- **Stated goal**:
Return every entry exactly.

start Records for this exercise

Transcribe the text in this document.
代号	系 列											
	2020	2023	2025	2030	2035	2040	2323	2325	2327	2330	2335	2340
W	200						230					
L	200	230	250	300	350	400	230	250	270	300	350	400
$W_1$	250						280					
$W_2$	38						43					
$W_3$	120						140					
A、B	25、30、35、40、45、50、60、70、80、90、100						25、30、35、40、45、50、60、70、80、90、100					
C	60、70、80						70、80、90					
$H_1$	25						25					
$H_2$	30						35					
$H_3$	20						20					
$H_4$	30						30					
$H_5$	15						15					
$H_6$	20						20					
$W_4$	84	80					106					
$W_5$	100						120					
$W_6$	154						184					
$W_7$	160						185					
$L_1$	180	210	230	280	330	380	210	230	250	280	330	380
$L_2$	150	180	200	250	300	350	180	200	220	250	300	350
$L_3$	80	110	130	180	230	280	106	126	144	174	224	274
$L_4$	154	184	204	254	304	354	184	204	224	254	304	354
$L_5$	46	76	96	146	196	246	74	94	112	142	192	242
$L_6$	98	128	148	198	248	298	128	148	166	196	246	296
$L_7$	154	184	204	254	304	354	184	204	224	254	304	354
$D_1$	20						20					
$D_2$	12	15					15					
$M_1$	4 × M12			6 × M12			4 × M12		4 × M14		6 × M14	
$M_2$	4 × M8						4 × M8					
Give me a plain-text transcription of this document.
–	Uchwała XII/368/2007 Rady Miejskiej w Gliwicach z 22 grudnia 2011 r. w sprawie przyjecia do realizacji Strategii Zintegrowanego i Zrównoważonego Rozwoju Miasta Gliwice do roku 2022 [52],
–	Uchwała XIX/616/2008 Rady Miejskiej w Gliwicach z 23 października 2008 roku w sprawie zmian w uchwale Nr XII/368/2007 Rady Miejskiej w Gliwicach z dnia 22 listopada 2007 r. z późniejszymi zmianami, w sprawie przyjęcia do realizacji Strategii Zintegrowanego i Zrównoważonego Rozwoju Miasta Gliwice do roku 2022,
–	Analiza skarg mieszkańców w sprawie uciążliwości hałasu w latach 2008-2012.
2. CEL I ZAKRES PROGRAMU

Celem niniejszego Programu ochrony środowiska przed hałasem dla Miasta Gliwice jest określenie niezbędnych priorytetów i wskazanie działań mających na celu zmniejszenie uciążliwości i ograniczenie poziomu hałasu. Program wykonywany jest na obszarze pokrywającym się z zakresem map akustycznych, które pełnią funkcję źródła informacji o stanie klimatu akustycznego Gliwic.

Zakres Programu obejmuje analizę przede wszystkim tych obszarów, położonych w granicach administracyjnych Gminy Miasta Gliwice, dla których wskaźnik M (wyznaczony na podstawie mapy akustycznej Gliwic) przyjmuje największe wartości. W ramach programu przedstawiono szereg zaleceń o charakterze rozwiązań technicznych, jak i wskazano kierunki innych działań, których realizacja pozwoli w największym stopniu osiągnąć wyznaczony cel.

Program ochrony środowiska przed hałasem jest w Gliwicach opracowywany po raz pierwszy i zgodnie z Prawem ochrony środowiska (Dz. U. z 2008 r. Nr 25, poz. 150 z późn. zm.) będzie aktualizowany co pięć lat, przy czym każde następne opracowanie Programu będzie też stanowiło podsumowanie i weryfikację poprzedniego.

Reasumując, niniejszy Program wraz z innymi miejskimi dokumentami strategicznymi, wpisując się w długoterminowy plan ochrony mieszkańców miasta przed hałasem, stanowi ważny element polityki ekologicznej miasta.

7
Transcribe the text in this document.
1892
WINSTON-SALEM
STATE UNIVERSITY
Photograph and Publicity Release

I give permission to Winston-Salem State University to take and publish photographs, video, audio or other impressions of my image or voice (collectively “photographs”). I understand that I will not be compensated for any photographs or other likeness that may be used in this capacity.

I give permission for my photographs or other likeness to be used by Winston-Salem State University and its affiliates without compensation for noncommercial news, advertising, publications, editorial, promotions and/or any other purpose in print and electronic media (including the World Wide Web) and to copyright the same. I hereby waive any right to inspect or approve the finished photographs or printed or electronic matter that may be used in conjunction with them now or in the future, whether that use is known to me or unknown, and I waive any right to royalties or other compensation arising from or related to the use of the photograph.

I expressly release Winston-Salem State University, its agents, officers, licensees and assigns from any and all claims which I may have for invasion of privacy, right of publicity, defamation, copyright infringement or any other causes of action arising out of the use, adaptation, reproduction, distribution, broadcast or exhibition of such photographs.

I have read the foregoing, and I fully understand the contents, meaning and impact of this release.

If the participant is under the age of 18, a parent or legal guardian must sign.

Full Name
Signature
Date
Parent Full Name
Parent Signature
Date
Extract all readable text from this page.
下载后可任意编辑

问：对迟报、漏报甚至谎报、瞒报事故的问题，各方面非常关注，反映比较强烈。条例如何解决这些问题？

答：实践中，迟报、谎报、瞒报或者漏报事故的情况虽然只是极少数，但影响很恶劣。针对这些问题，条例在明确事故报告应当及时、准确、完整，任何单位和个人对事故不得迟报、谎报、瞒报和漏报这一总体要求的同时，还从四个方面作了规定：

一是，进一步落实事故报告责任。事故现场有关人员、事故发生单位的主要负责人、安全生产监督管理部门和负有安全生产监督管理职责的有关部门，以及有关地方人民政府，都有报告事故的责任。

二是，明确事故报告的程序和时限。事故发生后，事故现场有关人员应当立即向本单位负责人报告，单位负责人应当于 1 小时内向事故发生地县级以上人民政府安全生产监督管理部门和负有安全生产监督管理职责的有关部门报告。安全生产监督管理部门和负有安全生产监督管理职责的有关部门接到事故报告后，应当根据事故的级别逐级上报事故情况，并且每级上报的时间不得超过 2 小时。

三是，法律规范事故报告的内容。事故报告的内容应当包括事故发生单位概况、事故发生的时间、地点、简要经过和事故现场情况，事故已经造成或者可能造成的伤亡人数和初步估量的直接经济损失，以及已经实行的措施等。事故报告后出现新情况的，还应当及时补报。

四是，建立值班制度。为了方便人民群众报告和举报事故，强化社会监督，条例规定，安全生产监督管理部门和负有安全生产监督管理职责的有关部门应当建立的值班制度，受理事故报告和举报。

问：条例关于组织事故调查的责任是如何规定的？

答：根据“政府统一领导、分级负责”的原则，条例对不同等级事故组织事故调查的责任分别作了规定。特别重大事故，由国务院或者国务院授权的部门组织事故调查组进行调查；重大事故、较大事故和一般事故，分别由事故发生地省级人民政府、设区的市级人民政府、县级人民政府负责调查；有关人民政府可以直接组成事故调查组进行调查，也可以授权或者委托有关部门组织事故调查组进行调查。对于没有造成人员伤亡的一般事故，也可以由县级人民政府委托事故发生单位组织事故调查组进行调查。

end Records for this exercise

- **Exercise answer**:
Transcribe the text in this document.
代号	系 列											
	2020	2023	2025	2030	2035	2040	2323	2325	2327	2330	2335	2340
W	200						230					
L	200	230	250	300	350	400	230	250	270	300	350	400
$W_1$	250						280					
$W_2$	38						43					
$W_3$	120						140					
A、B	25、30、35、40、45、50、60、70、80、90、100						25、30、35、40、45、50、60、70、80、90、100					
C	60、70、80						70、80、90					
$H_1$	25						25					
$H_2$	30						35					
$H_3$	20						20					
$H_4$	30						30					
$H_5$	15						15					
$H_6$	20						20					
$W_4$	84	80					106					
$W_5$	100						120					
$W_6$	154						184					
$W_7$	160						185					
$L_1$	180	210	230	280	330	380	210	230	250	280	330	380
$L_2$	150	180	200	250	300	350	180	200	220	250	300	350
$L_3$	80	110	130	180	230	280	106	126	144	174	224	274
$L_4$	154	184	204	254	304	354	184	204	224	254	304	354
$L_5$	46	76	96	146	196	246	74	94	112	142	192	242
$L_6$	98	128	148	198	248	298	128	148	166	196	246	296
$L_7$	154	184	204	254	304	354	184	204	224	254	304	354
$D_1$	20						20					
$D_2$	12	15					15					
$M_1$	4 × M12			6 × M12			4 × M12		4 × M14		6 × M14	
$M_2$	4 × M8						4 × M8					
Give me a plain-text transcription of this document.
–	Uchwała XII/368/2007 Rady Miejskiej w Gliwicach z 22 grudnia 2011 r. w sprawie przyjecia do realizacji Strategii Zintegrowanego i Zrównoważonego Rozwoju Miasta Gliwice do roku 2022 [52],
–	Uchwała XIX/616/2008 Rady Miejskiej w Gliwicach z 23 października 2008 roku w sprawie zmian w uchwale Nr XII/368/2007 Rady Miejskiej w Gliwicach z dnia 22 listopada 2007 r. z późniejszymi zmianami, w sprawie przyjęcia do realizacji Strategii Zintegrowanego i Zrównoważonego Rozwoju Miasta Gliwice do roku 2022,
–	Analiza skarg mieszkańców w sprawie uciążliwości hałasu w latach 2008-2012.
2. CEL I ZAKRES PROGRAMU

Celem niniejszego Programu ochrony środowiska przed hałasem dla Miasta Gliwice jest określenie niezbędnych priorytetów i wskazanie działań mających na celu zmniejszenie uciążliwości i ograniczenie poziomu hałasu. Program wykonywany jest na obszarze pokrywającym się z zakresem map akustycznych, które pełnią funkcję źródła informacji o stanie klimatu akustycznego Gliwic.

Zakres Programu obejmuje analizę przede wszystkim tych obszarów, położonych w granicach administracyjnych Gminy Miasta Gliwice, dla których wskaźnik M (wyznaczony na podstawie mapy akustycznej Gliwic) przyjmuje największe wartości. W ramach programu przedstawiono szereg zaleceń o charakterze rozwiązań technicznych, jak i wskazano kierunki innych działań, których realizacja pozwoli w największym stopniu osiągnąć wyznaczony cel.

Program ochrony środowiska przed hałasem jest w Gliwicach opracowywany po raz pierwszy i zgodnie z Prawem ochrony środowiska (Dz. U. z 2008 r. Nr 25, poz. 150 z późn. zm.) będzie aktualizowany co pięć lat, przy czym każde następne opracowanie Programu będzie też stanowiło podsumowanie i weryfikację poprzedniego.

Reasumując, niniejszy Program wraz z innymi miejskimi dokumentami strategicznymi, wpisując się w długoterminowy plan ochrony mieszkańców miasta przed hałasem, stanowi ważny element polityki ekologicznej miasta.

7
Transcribe the text in this document.
1892
WINSTON-SALEM
STATE UNIVERSITY
Photograph and Publicity Release

I give permission to Winston-Salem State University to take and publish photographs, video, audio or other impressions of my image or voice (collectively “photographs”). I understand that I will not be compensated for any photographs or other likeness that may be used in this capacity.

I give permission for my photographs or other likeness to be used by Winston-Salem State University and its affiliates without compensation for noncommercial news, advertising, publications, editorial, promotions and/or any other purpose in print and electronic media (including the World Wide Web) and to copyright the same. I hereby waive any right to inspect or approve the finished photographs or printed or electronic matter that may be used in conjunction with them now or in the future, whether that use is known to me or unknown, and I waive any right to royalties or other compensation arising from or related to the use of the photograph.

I expressly release Winston-Salem State University, its agents, officers, licensees and assigns from any and all claims which I may have for invasion of privacy, right of publicity, defamation, copyright infringement or any other causes of action arising out of the use, adaptation, reproduction, distribution, broadcast or exhibition of such photographs.

I have read the foregoing, and I fully understand the contents, meaning and impact of this release.

If the participant is under the age of 18, a parent or legal guardian must sign.

Full Name
Signature
Date
Parent Full Name
Parent Signature
Date
Extract all readable text from this page.
下载后可任意编辑

问：对迟报、漏报甚至谎报、瞒报事故的问题，各方面非常关注，反映比较强烈。条例如何解决这些问题？

答：实践中，迟报、谎报、瞒报或者漏报事故的情况虽然只是极少数，但影响很恶劣。针对这些问题，条例在明确事故报告应当及时、准确、完整，任何单位和个人对事故不得迟报、谎报、瞒报和漏报这一总体要求的同时，还从四个方面作了规定：

一是，进一步落实事故报告责任。事故现场有关人员、事故发生单位的主要负责人、安全生产监督管理部门和负有安全生产监督管理职责的有关部门，以及有关地方人民政府，都有报告事故的责任。

二是，明确事故报告的程序和时限。事故发生后，事故现场有关人员应当立即向本单位负责人报告，单位负责人应当于 1 小时内向事故发生地县级以上人民政府安全生产监督管理部门和负有安全生产监督管理职责的有关部门报告。安全生产监督管理部门和负有安全生产监督管理职责的有关部门接到事故报告后，应当根据事故的级别逐级上报事故情况，并且每级上报的时间不得超过 2 小时。

三是，法律规范事故报告的内容。事故报告的内容应当包括事故发生单位概况、事故发生的时间、地点、简要经过和事故现场情况，事故已经造成或者可能造成的伤亡人数和初步估量的直接经济损失，以及已经实行的措施等。事故报告后出现新情况的，还应当及时补报。

四是，建立值班制度。为了方便人民群众报告和举报事故，强化社会监督，条例规定，安全生产监督管理部门和负有安全生产监督管理职责的有关部门应当建立的值班制度，受理事故报告和举报。

问：条例关于组织事故调查的责任是如何规定的？

答：根据“政府统一领导、分级负责”的原则，条例对不同等级事故组织事故调查的责任分别作了规定。特别重大事故，由国务院或者国务院授权的部门组织事故调查组进行调查；重大事故、较大事故和一般事故，分别由事故发生地省级人民政府、设区的市级人民政府、县级人民政府负责调查；有关人民政府可以直接组成事故调查组进行调查，也可以授权或者委托有关部门组织事故调查组进行调查。对于没有造成人员伤亡的一般事故，也可以由县级人民政府委托事故发生单位组织事故调查组进行调查。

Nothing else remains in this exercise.